◆ Provided records:
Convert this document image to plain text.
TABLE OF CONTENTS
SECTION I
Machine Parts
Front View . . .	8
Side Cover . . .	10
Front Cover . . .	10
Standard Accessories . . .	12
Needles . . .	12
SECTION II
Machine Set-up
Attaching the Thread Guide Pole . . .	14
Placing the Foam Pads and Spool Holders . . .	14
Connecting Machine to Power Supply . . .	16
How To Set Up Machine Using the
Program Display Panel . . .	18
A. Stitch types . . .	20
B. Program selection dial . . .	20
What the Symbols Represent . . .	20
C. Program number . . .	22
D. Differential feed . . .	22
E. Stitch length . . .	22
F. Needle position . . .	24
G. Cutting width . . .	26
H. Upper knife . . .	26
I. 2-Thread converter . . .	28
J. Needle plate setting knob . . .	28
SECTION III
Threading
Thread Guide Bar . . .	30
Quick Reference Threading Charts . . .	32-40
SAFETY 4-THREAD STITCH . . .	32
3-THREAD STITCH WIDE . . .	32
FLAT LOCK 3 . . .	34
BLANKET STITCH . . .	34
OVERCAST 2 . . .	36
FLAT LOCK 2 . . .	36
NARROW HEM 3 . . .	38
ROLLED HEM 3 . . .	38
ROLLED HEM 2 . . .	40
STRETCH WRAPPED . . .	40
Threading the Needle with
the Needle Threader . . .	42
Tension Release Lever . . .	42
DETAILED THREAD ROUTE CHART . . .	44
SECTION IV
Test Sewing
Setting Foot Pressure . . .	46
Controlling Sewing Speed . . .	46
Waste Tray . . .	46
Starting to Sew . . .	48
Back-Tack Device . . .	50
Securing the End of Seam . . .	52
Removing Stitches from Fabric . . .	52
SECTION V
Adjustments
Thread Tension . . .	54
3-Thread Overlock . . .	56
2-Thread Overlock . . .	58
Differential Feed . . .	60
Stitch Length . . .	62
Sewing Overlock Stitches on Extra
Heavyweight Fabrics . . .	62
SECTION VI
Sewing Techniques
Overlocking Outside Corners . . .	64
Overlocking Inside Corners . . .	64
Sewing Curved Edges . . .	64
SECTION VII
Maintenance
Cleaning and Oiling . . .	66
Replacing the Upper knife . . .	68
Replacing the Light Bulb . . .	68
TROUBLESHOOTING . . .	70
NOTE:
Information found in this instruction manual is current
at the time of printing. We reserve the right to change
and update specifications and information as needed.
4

◆ Exercise instructions: Return each line of the listing that holds the string "Threading".

◆ Answer to the task:
Threading
Quick Reference Threading Charts . . .	32-40
Threading the Needle with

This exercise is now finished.